■ Given records:
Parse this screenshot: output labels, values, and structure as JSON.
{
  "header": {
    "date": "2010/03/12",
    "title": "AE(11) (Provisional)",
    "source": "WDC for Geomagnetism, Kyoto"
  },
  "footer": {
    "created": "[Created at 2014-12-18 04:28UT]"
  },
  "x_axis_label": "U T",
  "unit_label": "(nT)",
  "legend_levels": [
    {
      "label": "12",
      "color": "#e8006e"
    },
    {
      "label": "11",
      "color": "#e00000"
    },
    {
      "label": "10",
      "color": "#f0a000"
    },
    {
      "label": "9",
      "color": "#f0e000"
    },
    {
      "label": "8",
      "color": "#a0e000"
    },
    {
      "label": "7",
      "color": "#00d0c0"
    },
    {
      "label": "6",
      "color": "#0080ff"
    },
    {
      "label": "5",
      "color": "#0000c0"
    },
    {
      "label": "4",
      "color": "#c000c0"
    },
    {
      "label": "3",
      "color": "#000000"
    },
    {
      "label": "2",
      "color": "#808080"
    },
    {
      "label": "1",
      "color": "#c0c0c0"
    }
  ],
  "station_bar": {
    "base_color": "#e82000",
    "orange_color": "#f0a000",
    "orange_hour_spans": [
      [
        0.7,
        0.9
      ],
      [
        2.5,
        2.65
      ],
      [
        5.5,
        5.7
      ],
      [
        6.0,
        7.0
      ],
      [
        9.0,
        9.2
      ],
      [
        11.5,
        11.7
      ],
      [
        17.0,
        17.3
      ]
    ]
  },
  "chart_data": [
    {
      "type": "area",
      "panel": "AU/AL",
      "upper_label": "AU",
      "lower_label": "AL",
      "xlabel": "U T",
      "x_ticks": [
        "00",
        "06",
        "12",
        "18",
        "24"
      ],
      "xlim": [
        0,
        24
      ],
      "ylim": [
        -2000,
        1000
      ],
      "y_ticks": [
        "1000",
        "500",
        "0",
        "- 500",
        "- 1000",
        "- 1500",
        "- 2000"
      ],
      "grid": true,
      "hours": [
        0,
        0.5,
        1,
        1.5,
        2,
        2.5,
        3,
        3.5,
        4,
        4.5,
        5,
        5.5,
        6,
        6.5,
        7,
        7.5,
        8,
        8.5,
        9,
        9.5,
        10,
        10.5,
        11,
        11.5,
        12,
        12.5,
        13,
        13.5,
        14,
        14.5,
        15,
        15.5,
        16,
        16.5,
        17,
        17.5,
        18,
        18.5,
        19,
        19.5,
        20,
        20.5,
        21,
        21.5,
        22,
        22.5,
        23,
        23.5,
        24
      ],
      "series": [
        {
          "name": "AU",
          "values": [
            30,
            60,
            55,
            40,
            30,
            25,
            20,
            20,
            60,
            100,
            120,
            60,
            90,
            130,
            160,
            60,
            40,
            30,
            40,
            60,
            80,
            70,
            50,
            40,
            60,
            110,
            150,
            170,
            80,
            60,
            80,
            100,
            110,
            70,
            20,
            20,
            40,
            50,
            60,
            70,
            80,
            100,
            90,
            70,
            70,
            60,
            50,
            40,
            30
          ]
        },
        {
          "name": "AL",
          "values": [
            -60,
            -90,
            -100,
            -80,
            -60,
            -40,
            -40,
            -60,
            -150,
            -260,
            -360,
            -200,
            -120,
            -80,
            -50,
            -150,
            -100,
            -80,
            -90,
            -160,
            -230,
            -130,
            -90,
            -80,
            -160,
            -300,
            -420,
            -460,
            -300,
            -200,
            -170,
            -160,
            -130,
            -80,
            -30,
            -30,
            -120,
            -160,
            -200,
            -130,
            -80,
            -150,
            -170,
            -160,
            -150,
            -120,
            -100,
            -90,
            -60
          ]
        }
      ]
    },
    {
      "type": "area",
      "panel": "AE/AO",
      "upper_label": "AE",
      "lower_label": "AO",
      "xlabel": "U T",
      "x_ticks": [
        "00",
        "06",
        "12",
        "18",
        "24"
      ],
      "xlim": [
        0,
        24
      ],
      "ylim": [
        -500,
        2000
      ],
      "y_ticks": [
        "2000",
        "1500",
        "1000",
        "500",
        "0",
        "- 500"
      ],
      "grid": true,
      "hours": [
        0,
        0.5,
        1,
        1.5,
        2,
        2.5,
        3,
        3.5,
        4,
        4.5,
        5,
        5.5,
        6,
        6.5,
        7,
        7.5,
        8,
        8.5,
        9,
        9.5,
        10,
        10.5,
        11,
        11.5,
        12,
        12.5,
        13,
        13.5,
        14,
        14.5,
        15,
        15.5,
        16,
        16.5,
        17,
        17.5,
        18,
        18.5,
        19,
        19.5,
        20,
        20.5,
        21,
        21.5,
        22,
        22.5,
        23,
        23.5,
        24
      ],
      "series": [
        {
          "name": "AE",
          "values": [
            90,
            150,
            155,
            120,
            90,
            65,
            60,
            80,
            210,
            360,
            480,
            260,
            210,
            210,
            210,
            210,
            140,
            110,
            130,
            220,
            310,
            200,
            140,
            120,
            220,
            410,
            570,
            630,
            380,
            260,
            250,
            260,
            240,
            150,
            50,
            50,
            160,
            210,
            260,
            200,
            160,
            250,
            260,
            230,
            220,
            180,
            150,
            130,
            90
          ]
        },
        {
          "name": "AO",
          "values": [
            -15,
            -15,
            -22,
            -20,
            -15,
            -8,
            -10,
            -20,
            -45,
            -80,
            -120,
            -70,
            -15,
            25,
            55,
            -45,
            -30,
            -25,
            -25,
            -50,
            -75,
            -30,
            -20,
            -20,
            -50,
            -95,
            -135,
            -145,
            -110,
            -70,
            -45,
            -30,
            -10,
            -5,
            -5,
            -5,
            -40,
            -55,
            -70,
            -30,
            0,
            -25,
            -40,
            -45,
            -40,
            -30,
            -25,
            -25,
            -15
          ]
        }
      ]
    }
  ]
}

■ Task statement: Repeat the data precisely, line by line.

■ Correct response:
Parse this screenshot: output labels, values, and structure as JSON.
{
  "header": {
    "date": "2010/03/12",
    "title": "AE(11) (Provisional)",
    "source": "WDC for Geomagnetism, Kyoto"
  },
  "footer": {
    "created": "[Created at 2014-12-18 04:28UT]"
  },
  "x_axis_label": "U T",
  "unit_label": "(nT)",
  "legend_levels": [
    {
      "label": "12",
      "color": "#e8006e"
    },
    {
      "label": "11",
      "color": "#e00000"
    },
    {
      "label": "10",
      "color": "#f0a000"
    },
    {
      "label": "9",
      "color": "#f0e000"
    },
    {
      "label": "8",
      "color": "#a0e000"
    },
    {
      "label": "7",
      "color": "#00d0c0"
    },
    {
      "label": "6",
      "color": "#0080ff"
    },
    {
      "label": "5",
      "color": "#0000c0"
    },
    {
      "label": "4",
      "color": "#c000c0"
    },
    {
      "label": "3",
      "color": "#000000"
    },
    {
      "label": "2",
      "color": "#808080"
    },
    {
      "label": "1",
      "color": "#c0c0c0"
    }
  ],
  "station_bar": {
    "base_color": "#e82000",
    "orange_color": "#f0a000",
    "orange_hour_spans": [
      [
        0.7,
        0.9
      ],
      [
        2.5,
        2.65
      ],
      [
        5.5,
        5.7
      ],
      [
        6.0,
        7.0
      ],
      [
        9.0,
        9.2
      ],
      [
        11.5,
        11.7
      ],
      [
        17.0,
        17.3
      ]
    ]
  },
  "chart_data": [
    {
      "type": "area",
      "panel": "AU/AL",
      "upper_label": "AU",
      "lower_label": "AL",
      "xlabel": "U T",
      "x_ticks": [
        "00",
        "06",
        "12",
        "18",
        "24"
      ],
      "xlim": [
        0,
        24
      ],
      "ylim": [
        -2000,
        1000
      ],
      "y_ticks": [
        "1000",
        "500",
        "0",
        "- 500",
        "- 1000",
        "- 1500",
        "- 2000"
      ],
      "grid": true,
      "hours": [
        0,
        0.5,
        1,
        1.5,
        2,
        2.5,
        3,
        3.5,
        4,
        4.5,
        5,
        5.5,
        6,
        6.5,
        7,
        7.5,
        8,
        8.5,
        9,
        9.5,
        10,
        10.5,
        11,
        11.5,
        12,
        12.5,
        13,
        13.5,
        14,
        14.5,
        15,
        15.5,
        16,
        16.5,
        17,
        17.5,
        18,
        18.5,
        19,
        19.5,
        20,
        20.5,
        21,
        21.5,
        22,
        22.5,
        23,
        23.5,
        24
      ],
      "series": [
        {
          "name": "AU",
          "values": [
            30,
            60,
            55,
            40,
            30,
            25,
            20,
            20,
            60,
            100,
            120,
            60,
            90,
            130,
            160,
            60,
            40,
            30,
            40,
            60,
            80,
            70,
            50,
            40,
            60,
            110,
            150,
            170,
            80,
            60,
            80,
            100,
            110,
            70,
            20,
            20,
            40,
            50,
            60,
            70,
            80,
            100,
            90,
            70,
            70,
            60,
            50,
            40,
            30
          ]
        },
        {
          "name": "AL",
          "values": [
            -60,
            -90,
            -100,
            -80,
            -60,
            -40,
            -40,
            -60,
            -150,
            -260,
            -360,
            -200,
            -120,
            -80,
            -50,
            -150,
            -100,
            -80,
            -90,
            -160,
            -230,
            -130,
            -90,
            -80,
            -160,
            -300,
            -420,
            -460,
            -300,
            -200,
            -170,
            -160,
            -130,
            -80,
            -30,
            -30,
            -120,
            -160,
            -200,
            -130,
            -80,
            -150,
            -170,
            -160,
            -150,
            -120,
            -100,
            -90,
            -60
          ]
        }
      ]
    },
    {
      "type": "area",
      "panel": "AE/AO",
      "upper_label": "AE",
      "lower_label": "AO",
      "xlabel": "U T",
      "x_ticks": [
        "00",
        "06",
        "12",
        "18",
        "24"
      ],
      "xlim": [
        0,
        24
      ],
      "ylim": [
        -500,
        2000
      ],
      "y_ticks": [
        "2000",
        "1500",
        "1000",
        "500",
        "0",
        "- 500"
      ],
      "grid": true,
      "hours": [
        0,
        0.5,
        1,
        1.5,
        2,
        2.5,
        3,
        3.5,
        4,
        4.5,
        5,
        5.5,
        6,
        6.5,
        7,
        7.5,
        8,
        8.5,
        9,
        9.5,
        10,
        10.5,
        11,
        11.5,
        12,
        12.5,
        13,
        13.5,
        14,
        14.5,
        15,
        15.5,
        16,
        16.5,
        17,
        17.5,
        18,
        18.5,
        19,
        19.5,
        20,
        20.5,
        21,
        21.5,
        22,
        22.5,
        23,
        23.5,
        24
      ],
      "series": [
        {
          "name": "AE",
          "values": [
            90,
            150,
            155,
            120,
            90,
            65,
            60,
            80,
            210,
            360,
            480,
            260,
            210,
            210,
            210,
            210,
            140,
            110,
            130,
            220,
            310,
            200,
            140,
            120,
            220,
            410,
            570,
            630,
            380,
            260,
            250,
            260,
            240,
            150,
            50,
            50,
            160,
            210,
            260,
            200,
            160,
            250,
            260,
            230,
            220,
            180,
            150,
            130,
            90
          ]
        },
        {
          "name": "AO",
          "values": [
            -15,
            -15,
            -22,
            -20,
            -15,
            -8,
            -10,
            -20,
            -45,
            -80,
            -120,
            -70,
            -15,
            25,
            55,
            -45,
            -30,
            -25,
            -25,
            -50,
            -75,
            -30,
            -20,
            -20,
            -50,
            -95,
            -135,
            -145,
            -110,
            -70,
            -45,
            -30,
            -10,
            -5,
            -5,
            -5,
            -40,
            -55,
            -70,
            -30,
            0,
            -25,
            -40,
            -45,
            -40,
            -30,
            -25,
            -25,
            -15
          ]
        }
      ]
    }
  ]
}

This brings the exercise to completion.